# START OF Given records

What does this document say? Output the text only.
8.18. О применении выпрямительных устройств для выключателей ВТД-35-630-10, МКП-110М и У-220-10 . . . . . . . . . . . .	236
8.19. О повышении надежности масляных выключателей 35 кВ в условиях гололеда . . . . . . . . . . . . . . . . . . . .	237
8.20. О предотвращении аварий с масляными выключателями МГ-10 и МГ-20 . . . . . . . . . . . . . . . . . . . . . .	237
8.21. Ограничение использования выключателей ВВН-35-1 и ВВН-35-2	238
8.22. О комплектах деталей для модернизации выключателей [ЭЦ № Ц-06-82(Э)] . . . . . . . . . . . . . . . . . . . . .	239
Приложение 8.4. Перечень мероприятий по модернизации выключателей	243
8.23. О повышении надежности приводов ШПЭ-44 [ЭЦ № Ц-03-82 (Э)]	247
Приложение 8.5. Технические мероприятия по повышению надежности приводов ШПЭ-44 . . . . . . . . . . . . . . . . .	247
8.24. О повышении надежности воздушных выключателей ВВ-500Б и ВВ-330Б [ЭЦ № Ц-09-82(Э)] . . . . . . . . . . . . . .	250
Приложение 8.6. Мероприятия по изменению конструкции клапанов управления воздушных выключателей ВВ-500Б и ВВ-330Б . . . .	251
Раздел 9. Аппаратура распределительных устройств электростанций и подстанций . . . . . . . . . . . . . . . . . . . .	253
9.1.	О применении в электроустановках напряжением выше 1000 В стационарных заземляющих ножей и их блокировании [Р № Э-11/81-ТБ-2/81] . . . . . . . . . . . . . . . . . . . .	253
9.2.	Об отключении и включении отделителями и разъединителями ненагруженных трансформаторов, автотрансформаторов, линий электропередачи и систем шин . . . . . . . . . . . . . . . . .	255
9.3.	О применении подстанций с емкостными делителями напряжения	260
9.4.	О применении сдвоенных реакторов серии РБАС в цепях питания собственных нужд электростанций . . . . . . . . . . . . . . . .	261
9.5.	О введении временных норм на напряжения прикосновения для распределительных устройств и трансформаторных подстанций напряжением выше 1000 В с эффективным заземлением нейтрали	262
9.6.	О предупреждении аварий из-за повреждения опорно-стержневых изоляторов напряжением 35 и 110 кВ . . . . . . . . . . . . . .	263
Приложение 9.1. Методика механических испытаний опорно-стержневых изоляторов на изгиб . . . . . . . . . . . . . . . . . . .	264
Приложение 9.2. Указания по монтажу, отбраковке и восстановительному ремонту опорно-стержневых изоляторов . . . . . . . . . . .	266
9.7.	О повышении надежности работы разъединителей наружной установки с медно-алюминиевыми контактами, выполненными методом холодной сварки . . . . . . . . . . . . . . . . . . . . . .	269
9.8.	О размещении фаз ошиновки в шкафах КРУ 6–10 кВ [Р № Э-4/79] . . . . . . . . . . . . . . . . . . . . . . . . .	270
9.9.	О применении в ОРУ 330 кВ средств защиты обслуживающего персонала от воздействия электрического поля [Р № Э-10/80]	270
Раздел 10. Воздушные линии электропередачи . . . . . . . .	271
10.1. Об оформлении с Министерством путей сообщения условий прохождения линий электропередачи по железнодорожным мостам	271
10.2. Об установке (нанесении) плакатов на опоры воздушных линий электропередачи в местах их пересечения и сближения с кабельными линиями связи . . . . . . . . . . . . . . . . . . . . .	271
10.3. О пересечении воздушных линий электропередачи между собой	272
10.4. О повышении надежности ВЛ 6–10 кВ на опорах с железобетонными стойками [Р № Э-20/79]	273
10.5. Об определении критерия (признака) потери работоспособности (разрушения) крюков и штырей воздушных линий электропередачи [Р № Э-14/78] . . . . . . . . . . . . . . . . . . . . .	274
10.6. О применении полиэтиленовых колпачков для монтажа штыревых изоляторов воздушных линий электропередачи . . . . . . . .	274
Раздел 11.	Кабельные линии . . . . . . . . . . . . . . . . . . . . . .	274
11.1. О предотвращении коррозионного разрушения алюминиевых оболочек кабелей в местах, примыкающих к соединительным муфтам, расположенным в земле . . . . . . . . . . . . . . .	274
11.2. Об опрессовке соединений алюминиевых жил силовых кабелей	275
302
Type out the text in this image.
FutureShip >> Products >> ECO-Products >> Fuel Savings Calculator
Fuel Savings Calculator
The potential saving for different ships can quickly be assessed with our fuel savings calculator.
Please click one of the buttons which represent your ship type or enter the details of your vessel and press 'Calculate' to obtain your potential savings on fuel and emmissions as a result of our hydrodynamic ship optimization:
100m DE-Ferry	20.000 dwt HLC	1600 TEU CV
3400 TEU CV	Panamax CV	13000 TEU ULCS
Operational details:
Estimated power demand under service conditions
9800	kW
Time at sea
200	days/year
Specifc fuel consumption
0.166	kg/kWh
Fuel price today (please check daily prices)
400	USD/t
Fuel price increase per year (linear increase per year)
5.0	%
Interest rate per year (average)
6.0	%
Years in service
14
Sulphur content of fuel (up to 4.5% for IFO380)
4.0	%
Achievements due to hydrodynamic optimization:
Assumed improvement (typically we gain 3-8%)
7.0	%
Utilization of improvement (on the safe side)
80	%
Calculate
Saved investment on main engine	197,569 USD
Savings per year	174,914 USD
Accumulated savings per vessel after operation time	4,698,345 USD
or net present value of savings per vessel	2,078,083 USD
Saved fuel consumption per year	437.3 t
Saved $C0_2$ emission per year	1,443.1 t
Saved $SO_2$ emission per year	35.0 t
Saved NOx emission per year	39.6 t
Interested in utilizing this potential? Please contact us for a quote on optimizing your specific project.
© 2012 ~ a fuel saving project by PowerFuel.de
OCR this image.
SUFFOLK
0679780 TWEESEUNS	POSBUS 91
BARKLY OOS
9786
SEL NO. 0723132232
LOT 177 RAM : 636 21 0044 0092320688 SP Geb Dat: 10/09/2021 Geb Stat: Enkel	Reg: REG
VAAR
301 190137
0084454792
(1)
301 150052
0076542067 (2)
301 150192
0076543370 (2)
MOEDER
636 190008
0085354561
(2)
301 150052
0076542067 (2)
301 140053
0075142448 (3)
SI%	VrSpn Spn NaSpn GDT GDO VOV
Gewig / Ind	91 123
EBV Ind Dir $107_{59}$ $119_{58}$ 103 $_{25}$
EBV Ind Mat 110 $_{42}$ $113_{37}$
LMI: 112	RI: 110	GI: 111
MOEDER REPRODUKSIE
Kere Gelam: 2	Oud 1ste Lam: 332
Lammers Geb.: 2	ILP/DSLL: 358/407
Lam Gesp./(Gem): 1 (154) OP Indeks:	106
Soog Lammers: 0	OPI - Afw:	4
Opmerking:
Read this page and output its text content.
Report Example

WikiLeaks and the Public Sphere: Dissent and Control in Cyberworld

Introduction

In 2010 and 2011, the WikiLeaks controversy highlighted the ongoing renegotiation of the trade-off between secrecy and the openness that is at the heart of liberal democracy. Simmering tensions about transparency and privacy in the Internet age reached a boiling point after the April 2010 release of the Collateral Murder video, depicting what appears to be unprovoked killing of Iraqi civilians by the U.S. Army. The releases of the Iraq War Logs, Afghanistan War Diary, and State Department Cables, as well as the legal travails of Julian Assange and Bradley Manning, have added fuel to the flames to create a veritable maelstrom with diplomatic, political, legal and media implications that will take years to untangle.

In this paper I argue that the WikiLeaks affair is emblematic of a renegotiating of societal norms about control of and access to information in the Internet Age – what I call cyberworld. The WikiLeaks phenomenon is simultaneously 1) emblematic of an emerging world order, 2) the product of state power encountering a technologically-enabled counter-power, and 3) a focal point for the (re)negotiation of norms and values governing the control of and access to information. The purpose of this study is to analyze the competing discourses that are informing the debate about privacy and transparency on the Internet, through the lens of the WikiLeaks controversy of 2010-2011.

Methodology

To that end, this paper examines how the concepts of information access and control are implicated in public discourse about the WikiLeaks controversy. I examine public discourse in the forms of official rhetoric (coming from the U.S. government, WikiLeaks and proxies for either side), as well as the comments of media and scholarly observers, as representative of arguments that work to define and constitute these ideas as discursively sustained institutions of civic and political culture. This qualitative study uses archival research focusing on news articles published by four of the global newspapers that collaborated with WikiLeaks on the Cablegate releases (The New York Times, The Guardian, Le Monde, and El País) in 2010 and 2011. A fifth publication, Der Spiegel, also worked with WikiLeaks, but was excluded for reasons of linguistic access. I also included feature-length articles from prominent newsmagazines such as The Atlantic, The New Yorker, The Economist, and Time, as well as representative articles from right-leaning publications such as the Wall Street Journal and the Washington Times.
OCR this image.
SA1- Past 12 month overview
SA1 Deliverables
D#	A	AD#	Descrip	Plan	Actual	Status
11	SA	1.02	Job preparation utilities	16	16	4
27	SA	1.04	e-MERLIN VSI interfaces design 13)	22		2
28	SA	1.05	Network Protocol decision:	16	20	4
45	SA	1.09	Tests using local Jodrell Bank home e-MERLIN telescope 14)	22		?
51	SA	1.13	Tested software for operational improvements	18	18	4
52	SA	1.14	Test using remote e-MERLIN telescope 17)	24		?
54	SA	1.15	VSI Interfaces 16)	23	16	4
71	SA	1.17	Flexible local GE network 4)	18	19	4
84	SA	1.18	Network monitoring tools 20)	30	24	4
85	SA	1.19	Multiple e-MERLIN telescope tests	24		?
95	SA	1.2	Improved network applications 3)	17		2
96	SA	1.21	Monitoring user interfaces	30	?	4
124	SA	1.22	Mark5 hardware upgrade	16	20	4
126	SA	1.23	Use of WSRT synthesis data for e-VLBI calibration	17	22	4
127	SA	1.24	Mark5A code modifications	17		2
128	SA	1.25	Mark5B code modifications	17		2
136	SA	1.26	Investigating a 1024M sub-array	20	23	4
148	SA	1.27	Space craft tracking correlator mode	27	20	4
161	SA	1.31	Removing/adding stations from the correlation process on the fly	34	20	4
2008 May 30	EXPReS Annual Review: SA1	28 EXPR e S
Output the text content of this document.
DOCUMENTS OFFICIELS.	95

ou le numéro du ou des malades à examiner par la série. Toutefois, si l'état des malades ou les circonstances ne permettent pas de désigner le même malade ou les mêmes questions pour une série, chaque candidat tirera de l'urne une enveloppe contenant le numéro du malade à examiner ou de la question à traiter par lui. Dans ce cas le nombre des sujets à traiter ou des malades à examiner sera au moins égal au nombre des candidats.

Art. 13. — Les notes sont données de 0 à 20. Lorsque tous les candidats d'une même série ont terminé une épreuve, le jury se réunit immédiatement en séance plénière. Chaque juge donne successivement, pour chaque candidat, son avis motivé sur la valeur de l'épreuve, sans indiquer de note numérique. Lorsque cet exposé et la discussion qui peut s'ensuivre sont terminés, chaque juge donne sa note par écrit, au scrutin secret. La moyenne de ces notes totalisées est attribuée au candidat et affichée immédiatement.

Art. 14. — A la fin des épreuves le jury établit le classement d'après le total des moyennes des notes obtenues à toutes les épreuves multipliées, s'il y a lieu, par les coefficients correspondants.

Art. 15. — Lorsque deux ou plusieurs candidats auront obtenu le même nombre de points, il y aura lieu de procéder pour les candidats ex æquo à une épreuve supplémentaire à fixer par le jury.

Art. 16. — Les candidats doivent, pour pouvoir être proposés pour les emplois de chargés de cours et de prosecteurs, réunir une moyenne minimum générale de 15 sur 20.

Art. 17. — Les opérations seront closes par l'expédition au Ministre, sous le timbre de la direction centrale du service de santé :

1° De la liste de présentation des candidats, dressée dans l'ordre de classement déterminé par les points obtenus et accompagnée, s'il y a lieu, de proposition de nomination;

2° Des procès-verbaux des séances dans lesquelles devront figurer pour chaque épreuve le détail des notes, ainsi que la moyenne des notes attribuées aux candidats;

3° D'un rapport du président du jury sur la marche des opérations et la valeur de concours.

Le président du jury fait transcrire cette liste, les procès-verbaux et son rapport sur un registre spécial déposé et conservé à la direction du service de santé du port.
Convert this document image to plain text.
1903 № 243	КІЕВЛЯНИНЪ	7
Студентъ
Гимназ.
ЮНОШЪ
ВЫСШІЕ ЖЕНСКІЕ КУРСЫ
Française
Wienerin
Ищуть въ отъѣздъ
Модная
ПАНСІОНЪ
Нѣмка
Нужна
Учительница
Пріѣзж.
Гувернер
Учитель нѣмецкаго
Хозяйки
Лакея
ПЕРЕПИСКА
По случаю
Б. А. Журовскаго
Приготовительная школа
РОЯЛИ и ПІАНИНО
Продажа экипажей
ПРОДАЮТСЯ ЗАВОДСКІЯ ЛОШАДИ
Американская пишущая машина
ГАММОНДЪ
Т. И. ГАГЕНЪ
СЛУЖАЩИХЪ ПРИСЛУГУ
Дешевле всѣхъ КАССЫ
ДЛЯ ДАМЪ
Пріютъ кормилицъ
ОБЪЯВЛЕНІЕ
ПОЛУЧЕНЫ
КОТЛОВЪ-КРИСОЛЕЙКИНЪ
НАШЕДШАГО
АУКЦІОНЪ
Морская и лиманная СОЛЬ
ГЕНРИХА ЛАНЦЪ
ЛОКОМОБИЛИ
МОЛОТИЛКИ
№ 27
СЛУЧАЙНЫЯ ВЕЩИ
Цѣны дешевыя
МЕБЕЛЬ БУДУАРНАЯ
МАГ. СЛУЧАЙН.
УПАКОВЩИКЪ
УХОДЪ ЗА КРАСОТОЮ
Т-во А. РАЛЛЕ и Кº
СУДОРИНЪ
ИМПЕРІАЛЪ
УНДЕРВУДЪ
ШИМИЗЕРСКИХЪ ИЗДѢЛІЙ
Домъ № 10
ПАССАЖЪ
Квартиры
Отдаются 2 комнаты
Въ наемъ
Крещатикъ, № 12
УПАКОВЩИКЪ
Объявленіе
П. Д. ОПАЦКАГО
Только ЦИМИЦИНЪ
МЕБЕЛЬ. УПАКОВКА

# END OF Given records

Nothing but the lines from the line with "Convert this document image to plain text." to the last line of the listing above should appear; please retype them exactly, both ends included.

Convert this document image to plain text.
1903 № 243	КІЕВЛЯНИНЪ	7
Студентъ
Гимназ.
ЮНОШЪ
ВЫСШІЕ ЖЕНСКІЕ КУРСЫ
Française
Wienerin
Ищуть въ отъѣздъ
Модная
ПАНСІОНЪ
Нѣмка
Нужна
Учительница
Пріѣзж.
Гувернер
Учитель нѣмецкаго
Хозяйки
Лакея
ПЕРЕПИСКА
По случаю
Б. А. Журовскаго
Приготовительная школа
РОЯЛИ и ПІАНИНО
Продажа экипажей
ПРОДАЮТСЯ ЗАВОДСКІЯ ЛОШАДИ
Американская пишущая машина
ГАММОНДЪ
Т. И. ГАГЕНЪ
СЛУЖАЩИХЪ ПРИСЛУГУ
Дешевле всѣхъ КАССЫ
ДЛЯ ДАМЪ
Пріютъ кормилицъ
ОБЪЯВЛЕНІЕ
ПОЛУЧЕНЫ
КОТЛОВЪ-КРИСОЛЕЙКИНЪ
НАШЕДШАГО
АУКЦІОНЪ
Морская и лиманная СОЛЬ
ГЕНРИХА ЛАНЦЪ
ЛОКОМОБИЛИ
МОЛОТИЛКИ
№ 27
СЛУЧАЙНЫЯ ВЕЩИ
Цѣны дешевыя
МЕБЕЛЬ БУДУАРНАЯ
МАГ. СЛУЧАЙН.
УПАКОВЩИКЪ
УХОДЪ ЗА КРАСОТОЮ
Т-во А. РАЛЛЕ и Кº
СУДОРИНЪ
ИМПЕРІАЛЪ
УНДЕРВУДЪ
ШИМИЗЕРСКИХЪ ИЗДѢЛІЙ
Домъ № 10
ПАССАЖЪ
Квартиры
Отдаются 2 комнаты
Въ наемъ
Крещатикъ, № 12
УПАКОВЩИКЪ
Объявленіе
П. Д. ОПАЦКАГО
Только ЦИМИЦИНЪ
МЕБЕЛЬ. УПАКОВКА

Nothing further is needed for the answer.